---------- Record list

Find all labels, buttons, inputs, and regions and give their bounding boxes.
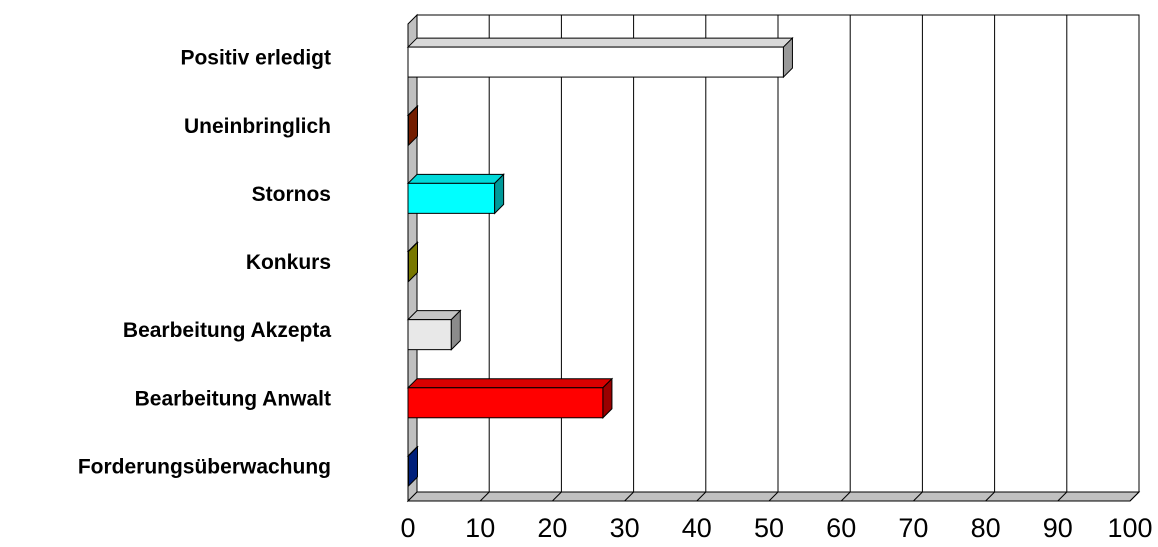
category-label: Bearbeitung Akzepta: [123, 319, 331, 342]
bar-front-face: [407, 387, 604, 419]
x-tick-labels: 0 10 20 30 40 50 60 70 80 90 100: [400, 513, 1152, 543]
bar-end-face: [782, 36, 793, 79]
floor-gridline: [913, 491, 923, 502]
bar-top-face: [406, 173, 505, 184]
category-label: Bearbeitung Anwalt: [135, 387, 331, 410]
category-label: Stornos: [252, 183, 331, 206]
bar: [406, 105, 419, 147]
bar-end-face: [450, 309, 461, 351]
floor-gridline: [1057, 491, 1068, 502]
category-label: Positiv erledigt: [180, 47, 331, 70]
bar: [406, 445, 419, 488]
floor-gridline: [552, 491, 562, 502]
floor-gridline: [1129, 491, 1140, 502]
floor-gridline: [479, 491, 490, 502]
bar-front-face: [407, 182, 496, 214]
x-tick-label: 0: [400, 513, 415, 543]
x-tick-label: 20: [537, 513, 567, 543]
x-tick-label: 90: [1043, 513, 1073, 543]
floor-gridline: [624, 491, 634, 502]
bars: [406, 36, 794, 488]
bar: [406, 309, 462, 351]
bar: [406, 173, 505, 215]
bar: [406, 241, 419, 283]
x-tick-label: 80: [971, 513, 1001, 543]
bar-front-face: [407, 46, 784, 78]
floor-gridline: [985, 491, 995, 502]
bar-top-face: [406, 37, 794, 48]
x-tick-label: 50: [754, 513, 784, 543]
category-label: Forderungsüberwachung: [78, 455, 331, 478]
bar-end-face: [408, 445, 418, 488]
bar-front-face: [407, 319, 452, 351]
x-tick-label: 30: [610, 513, 640, 543]
category-labels: Positiv erledigt Uneinbringlich Stornos Kon…: [78, 47, 332, 479]
category-label: Konkurs: [246, 251, 331, 274]
bar-end-face: [602, 377, 613, 419]
x-tick-label: 10: [465, 513, 495, 543]
bar: [406, 377, 614, 419]
floor-gridline: [768, 491, 779, 502]
category-label: Uneinbringlich: [184, 115, 331, 138]
floor-gridline: [696, 491, 707, 502]
x-tick-label: 100: [1107, 513, 1152, 543]
chart-walls: [406, 13, 1141, 503]
bar-top-face: [406, 378, 614, 389]
bar-end-face: [408, 105, 418, 147]
x-tick-label: 70: [898, 513, 928, 543]
x-tick-label: 60: [826, 513, 856, 543]
bar-end-face: [494, 173, 505, 215]
bar: [406, 36, 794, 79]
floor-gridline: [840, 491, 851, 502]
x-tick-label: 40: [682, 513, 712, 543]
bar-end-face: [408, 241, 418, 283]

--------------------

Copy out every line of the items above word for word, but leave out the picture.

» Final result:
Find all labels, buttons, inputs, and regions and give their bounding boxes.
category-label: Bearbeitung Akzepta: [123, 319, 331, 342]
bar-front-face: [407, 387, 604, 419]
x-tick-labels: 0 10 20 30 40 50 60 70 80 90 100: [400, 513, 1152, 543]
bar-end-face: [782, 36, 793, 79]
floor-gridline: [913, 491, 923, 502]
bar-top-face: [406, 173, 505, 184]
category-label: Bearbeitung Anwalt: [135, 387, 331, 410]
category-label: Stornos: [252, 183, 331, 206]
bar: [406, 105, 419, 147]
bar-end-face: [450, 309, 461, 351]
floor-gridline: [1057, 491, 1068, 502]
category-label: Positiv erledigt: [180, 47, 331, 70]
bar: [406, 445, 419, 488]
floor-gridline: [552, 491, 562, 502]
floor-gridline: [1129, 491, 1140, 502]
floor-gridline: [479, 491, 490, 502]
bar-front-face: [407, 182, 496, 214]
x-tick-label: 0: [400, 513, 415, 543]
x-tick-label: 20: [537, 513, 567, 543]
x-tick-label: 90: [1043, 513, 1073, 543]
floor-gridline: [624, 491, 634, 502]
bars: [406, 36, 794, 488]
bar: [406, 309, 462, 351]
bar: [406, 173, 505, 215]
bar: [406, 241, 419, 283]
x-tick-label: 80: [971, 513, 1001, 543]
bar-front-face: [407, 46, 784, 78]
floor-gridline: [985, 491, 995, 502]
bar-top-face: [406, 37, 794, 48]
x-tick-label: 50: [754, 513, 784, 543]
category-label: Forderungsüberwachung: [78, 455, 331, 478]
bar-end-face: [408, 445, 418, 488]
bar-front-face: [407, 319, 452, 351]
x-tick-label: 30: [610, 513, 640, 543]
category-labels: Positiv erledigt Uneinbringlich Stornos Kon…: [78, 47, 332, 479]
category-label: Konkurs: [246, 251, 331, 274]
bar-end-face: [602, 377, 613, 419]
x-tick-label: 10: [465, 513, 495, 543]
bar: [406, 377, 614, 419]
floor-gridline: [768, 491, 779, 502]
category-label: Uneinbringlich: [184, 115, 331, 138]
floor-gridline: [696, 491, 707, 502]
x-tick-label: 100: [1107, 513, 1152, 543]
chart-walls: [406, 13, 1141, 503]
bar-top-face: [406, 378, 614, 389]
bar-end-face: [408, 105, 418, 147]
x-tick-label: 70: [898, 513, 928, 543]
x-tick-label: 60: [826, 513, 856, 543]
bar-end-face: [494, 173, 505, 215]
bar: [406, 36, 794, 79]
floor-gridline: [840, 491, 851, 502]
x-tick-label: 40: [682, 513, 712, 543]
bar-end-face: [408, 241, 418, 283]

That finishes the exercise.